◆ EXERCISE REQUIREMENTS ◆
Every line below that contains "Castilla" is to be copied.

◆ GIVEN RECORDS ◆
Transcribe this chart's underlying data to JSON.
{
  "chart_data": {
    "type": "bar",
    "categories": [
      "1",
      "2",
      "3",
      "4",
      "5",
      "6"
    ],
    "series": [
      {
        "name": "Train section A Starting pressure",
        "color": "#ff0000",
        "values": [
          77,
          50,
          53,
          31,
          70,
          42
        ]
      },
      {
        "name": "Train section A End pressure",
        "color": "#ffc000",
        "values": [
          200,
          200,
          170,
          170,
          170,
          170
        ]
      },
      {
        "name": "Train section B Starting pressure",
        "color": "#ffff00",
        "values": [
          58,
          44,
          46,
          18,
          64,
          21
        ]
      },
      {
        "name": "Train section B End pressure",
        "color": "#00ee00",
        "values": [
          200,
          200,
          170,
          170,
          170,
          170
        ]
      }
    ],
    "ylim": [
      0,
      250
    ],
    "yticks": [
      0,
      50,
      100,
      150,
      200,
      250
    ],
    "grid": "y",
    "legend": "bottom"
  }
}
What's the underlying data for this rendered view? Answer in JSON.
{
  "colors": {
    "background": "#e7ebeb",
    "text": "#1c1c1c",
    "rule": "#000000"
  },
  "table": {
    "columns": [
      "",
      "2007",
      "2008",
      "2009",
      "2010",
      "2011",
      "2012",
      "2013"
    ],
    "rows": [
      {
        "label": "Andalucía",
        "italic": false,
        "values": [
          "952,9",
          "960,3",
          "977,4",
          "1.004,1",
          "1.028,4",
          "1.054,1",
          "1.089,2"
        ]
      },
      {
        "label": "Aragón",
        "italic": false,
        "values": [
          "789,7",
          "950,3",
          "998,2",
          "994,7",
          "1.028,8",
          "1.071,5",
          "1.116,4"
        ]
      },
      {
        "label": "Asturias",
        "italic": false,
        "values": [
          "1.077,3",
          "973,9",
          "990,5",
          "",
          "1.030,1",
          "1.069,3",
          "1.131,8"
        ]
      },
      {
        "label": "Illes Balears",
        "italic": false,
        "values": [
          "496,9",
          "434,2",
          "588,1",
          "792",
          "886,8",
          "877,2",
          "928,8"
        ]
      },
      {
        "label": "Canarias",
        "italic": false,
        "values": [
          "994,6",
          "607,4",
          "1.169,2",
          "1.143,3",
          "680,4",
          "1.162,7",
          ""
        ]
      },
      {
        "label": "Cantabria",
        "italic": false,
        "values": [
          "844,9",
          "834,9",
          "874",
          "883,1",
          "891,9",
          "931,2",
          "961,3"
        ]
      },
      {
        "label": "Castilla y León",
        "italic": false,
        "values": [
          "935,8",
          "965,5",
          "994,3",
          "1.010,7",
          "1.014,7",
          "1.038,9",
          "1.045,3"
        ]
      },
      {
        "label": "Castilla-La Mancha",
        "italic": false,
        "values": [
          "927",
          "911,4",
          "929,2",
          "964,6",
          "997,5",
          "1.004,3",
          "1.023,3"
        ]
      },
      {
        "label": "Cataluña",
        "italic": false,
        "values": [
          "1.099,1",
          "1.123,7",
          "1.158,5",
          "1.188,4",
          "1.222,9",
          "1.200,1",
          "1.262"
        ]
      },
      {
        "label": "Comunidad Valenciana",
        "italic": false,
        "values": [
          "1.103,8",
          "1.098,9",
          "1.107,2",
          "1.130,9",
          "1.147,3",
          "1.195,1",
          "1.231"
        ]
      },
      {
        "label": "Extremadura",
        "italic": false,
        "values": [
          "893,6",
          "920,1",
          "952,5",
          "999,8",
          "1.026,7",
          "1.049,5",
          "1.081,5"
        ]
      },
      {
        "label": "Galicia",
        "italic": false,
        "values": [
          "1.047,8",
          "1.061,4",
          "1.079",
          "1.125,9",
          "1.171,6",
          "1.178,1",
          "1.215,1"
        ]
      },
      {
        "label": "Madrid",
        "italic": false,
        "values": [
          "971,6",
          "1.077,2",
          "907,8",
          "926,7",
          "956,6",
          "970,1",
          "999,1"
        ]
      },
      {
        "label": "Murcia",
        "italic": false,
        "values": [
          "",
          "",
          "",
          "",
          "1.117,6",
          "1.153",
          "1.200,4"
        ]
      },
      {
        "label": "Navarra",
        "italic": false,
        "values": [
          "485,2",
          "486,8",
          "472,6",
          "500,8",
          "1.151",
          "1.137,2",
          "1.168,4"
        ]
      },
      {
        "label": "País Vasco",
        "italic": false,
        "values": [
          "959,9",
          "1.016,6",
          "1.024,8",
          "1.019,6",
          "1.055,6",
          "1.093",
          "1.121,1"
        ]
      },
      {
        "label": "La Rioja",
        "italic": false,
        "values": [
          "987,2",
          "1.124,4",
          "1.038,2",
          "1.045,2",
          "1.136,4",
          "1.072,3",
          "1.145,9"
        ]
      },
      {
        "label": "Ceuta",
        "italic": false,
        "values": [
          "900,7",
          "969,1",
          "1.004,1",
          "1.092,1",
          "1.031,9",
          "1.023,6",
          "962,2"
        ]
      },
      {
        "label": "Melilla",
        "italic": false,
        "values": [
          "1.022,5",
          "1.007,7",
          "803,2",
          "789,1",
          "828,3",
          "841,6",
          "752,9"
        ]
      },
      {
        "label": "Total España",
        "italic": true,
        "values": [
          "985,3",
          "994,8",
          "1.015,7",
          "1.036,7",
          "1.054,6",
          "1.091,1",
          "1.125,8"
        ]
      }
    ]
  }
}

◆ WRITTEN SOLUTION ◆
        "label": "Castilla y León",
        "label": "Castilla-La Mancha",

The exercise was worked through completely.